Dataset listings of figures
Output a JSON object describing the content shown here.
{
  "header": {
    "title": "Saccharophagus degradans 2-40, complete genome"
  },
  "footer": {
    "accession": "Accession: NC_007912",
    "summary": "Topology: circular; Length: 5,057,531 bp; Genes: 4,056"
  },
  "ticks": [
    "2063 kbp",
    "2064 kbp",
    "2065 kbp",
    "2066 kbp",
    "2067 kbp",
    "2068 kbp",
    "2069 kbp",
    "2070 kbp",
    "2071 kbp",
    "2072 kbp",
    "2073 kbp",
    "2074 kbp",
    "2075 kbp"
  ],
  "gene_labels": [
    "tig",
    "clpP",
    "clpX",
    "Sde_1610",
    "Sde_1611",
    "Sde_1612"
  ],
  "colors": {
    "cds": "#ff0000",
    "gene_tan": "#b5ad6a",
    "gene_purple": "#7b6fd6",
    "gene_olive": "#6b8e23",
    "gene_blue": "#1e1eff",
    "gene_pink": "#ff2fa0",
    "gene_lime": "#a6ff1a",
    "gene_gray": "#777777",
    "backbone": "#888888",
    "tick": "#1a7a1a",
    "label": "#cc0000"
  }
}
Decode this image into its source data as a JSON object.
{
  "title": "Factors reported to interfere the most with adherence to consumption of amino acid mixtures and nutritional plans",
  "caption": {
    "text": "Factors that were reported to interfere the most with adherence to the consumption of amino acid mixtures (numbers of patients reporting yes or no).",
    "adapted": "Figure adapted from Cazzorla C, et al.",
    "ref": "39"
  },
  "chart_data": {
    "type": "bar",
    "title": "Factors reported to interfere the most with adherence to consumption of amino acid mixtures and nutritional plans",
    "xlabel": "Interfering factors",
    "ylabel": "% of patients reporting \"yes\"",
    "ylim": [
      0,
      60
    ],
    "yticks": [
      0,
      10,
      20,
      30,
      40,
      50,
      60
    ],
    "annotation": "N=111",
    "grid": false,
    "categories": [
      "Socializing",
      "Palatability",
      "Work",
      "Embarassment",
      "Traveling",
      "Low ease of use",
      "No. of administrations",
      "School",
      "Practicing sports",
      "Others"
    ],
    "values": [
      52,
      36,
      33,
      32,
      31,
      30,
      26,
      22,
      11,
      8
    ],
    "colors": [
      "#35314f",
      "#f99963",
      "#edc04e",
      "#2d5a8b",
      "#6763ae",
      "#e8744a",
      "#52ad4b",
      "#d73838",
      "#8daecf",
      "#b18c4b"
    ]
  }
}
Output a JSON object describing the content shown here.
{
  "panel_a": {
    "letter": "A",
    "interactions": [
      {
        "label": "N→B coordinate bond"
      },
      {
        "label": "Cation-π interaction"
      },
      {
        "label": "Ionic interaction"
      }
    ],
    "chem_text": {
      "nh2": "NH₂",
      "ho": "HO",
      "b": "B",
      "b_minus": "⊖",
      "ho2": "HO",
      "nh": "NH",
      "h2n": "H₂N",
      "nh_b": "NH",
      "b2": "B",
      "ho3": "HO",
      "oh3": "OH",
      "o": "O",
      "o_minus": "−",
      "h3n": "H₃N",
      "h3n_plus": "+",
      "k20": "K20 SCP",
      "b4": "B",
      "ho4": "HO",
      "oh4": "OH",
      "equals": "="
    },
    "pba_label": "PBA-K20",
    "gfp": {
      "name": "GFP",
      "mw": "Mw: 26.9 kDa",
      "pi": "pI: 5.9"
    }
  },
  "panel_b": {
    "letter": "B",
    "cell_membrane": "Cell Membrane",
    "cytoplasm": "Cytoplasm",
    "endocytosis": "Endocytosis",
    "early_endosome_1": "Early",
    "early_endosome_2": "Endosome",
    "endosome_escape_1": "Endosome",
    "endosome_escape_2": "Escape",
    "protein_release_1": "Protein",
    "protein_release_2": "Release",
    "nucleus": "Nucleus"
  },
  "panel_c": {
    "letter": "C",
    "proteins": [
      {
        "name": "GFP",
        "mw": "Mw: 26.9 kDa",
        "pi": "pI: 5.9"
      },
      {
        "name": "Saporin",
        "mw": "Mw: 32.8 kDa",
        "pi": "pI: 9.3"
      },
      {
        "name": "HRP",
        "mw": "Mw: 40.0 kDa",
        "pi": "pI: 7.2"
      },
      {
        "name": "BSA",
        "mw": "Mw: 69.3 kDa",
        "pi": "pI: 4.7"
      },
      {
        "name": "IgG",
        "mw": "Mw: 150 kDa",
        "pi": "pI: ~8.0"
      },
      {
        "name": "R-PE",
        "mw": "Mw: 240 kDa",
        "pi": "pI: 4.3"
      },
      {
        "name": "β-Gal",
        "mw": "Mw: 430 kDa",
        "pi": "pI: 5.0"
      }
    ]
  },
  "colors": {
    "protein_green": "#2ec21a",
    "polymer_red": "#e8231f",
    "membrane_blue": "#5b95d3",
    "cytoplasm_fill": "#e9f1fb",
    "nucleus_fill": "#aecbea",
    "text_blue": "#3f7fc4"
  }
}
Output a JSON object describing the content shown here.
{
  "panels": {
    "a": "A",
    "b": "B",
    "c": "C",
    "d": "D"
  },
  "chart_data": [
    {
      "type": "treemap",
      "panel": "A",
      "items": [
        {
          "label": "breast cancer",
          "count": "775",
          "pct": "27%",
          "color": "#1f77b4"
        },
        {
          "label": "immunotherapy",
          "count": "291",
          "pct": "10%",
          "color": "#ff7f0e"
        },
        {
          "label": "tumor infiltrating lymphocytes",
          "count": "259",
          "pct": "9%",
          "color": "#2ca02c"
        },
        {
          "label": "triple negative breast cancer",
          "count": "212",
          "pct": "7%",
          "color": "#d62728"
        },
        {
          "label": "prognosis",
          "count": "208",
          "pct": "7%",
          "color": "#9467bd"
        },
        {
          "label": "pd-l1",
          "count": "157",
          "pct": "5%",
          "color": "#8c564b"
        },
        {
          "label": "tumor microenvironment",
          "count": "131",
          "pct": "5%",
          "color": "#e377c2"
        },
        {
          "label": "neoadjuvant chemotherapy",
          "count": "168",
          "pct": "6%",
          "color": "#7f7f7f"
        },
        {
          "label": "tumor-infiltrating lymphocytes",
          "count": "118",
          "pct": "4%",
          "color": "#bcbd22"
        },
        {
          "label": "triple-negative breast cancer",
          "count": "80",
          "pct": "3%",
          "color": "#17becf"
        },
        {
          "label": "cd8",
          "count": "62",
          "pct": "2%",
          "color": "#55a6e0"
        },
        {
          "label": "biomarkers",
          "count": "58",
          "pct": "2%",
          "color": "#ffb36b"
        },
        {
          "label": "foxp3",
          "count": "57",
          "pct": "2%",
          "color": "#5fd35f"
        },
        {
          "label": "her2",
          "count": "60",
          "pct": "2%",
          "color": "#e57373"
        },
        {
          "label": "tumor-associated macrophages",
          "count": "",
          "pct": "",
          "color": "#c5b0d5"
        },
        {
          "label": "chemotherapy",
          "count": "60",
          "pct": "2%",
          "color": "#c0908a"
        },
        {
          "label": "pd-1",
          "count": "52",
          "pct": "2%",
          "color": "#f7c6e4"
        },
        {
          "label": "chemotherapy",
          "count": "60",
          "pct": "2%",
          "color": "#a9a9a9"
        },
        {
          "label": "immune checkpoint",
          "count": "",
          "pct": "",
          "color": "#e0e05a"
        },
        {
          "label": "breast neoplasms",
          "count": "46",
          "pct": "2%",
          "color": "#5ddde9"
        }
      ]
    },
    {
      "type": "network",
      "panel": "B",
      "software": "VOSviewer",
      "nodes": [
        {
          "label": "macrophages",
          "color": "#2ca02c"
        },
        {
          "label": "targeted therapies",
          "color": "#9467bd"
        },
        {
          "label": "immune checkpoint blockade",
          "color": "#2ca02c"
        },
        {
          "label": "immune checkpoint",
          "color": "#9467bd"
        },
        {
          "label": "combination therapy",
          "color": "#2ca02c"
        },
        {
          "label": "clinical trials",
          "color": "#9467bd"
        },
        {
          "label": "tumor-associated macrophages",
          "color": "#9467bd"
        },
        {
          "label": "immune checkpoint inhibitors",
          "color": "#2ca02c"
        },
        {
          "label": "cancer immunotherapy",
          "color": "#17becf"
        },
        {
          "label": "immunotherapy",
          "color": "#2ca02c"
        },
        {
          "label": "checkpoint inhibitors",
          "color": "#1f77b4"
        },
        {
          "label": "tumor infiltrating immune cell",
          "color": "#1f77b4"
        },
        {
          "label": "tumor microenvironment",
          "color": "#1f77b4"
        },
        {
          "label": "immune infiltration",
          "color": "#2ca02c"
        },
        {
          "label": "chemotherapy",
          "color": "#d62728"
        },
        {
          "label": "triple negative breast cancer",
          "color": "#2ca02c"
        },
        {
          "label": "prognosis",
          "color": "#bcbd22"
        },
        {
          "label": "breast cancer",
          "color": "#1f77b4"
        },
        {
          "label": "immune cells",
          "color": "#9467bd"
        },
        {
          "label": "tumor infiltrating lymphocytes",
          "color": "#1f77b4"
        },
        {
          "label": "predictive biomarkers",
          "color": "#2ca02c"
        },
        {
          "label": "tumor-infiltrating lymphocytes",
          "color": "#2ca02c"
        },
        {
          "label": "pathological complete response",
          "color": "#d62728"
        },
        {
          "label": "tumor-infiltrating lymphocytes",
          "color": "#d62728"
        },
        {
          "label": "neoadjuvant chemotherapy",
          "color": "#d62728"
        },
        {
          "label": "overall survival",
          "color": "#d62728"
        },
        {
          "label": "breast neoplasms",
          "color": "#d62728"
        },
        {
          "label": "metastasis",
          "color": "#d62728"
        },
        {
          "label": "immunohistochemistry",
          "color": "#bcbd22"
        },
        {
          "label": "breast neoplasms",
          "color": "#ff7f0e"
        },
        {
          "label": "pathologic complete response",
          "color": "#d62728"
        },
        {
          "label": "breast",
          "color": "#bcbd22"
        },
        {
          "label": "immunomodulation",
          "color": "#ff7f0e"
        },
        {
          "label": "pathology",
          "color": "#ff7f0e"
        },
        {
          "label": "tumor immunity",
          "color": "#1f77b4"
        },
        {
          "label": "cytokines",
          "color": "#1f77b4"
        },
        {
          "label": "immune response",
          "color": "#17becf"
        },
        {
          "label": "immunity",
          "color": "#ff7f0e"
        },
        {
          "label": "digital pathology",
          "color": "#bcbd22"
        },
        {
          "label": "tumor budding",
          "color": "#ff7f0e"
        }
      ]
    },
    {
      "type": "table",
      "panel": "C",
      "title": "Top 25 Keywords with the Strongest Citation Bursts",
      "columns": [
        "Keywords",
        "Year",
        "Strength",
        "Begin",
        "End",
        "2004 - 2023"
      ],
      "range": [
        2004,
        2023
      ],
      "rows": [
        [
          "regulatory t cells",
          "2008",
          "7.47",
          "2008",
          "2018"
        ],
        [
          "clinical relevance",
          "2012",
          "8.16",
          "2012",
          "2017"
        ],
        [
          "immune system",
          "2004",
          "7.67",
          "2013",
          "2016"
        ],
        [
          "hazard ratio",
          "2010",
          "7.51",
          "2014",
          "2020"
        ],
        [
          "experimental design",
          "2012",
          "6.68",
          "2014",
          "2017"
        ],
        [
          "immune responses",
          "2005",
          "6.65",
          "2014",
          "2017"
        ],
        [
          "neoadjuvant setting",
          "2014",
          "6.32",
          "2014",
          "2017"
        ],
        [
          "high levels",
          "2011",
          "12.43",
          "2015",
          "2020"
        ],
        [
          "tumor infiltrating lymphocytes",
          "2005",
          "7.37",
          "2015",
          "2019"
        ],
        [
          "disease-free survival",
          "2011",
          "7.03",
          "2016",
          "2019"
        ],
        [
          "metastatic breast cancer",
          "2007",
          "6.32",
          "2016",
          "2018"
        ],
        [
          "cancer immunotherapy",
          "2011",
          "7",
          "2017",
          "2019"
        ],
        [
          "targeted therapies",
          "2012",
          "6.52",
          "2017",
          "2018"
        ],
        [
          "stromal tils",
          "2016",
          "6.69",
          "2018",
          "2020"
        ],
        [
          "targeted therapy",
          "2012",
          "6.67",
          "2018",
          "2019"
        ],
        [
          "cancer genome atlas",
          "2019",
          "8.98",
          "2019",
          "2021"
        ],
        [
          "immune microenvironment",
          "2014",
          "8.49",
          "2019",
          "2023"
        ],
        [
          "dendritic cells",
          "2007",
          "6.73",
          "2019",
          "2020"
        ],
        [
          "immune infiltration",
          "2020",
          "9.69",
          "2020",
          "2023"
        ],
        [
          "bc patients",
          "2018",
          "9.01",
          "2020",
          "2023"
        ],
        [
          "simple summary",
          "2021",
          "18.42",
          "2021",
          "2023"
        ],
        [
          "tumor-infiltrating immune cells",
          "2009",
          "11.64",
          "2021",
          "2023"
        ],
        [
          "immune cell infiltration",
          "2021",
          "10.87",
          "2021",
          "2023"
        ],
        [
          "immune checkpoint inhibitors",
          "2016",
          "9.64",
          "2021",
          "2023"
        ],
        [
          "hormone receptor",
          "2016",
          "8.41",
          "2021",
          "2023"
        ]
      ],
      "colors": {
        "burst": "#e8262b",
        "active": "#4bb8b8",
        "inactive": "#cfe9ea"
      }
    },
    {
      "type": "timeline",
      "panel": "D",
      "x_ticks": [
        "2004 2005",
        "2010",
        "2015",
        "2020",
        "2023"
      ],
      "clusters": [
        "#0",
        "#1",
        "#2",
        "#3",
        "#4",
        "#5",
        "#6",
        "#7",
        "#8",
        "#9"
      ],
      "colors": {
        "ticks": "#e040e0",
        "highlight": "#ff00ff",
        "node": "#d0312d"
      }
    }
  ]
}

▶ _DIRECTIONS FOR THIS TASK_: Find the word "genome" in the data and copy out each line where it turns up.

▶ _TASK RESULT_:
    "title": "Saccharophagus degradans 2-40, complete genome"
          "cancer genome atlas",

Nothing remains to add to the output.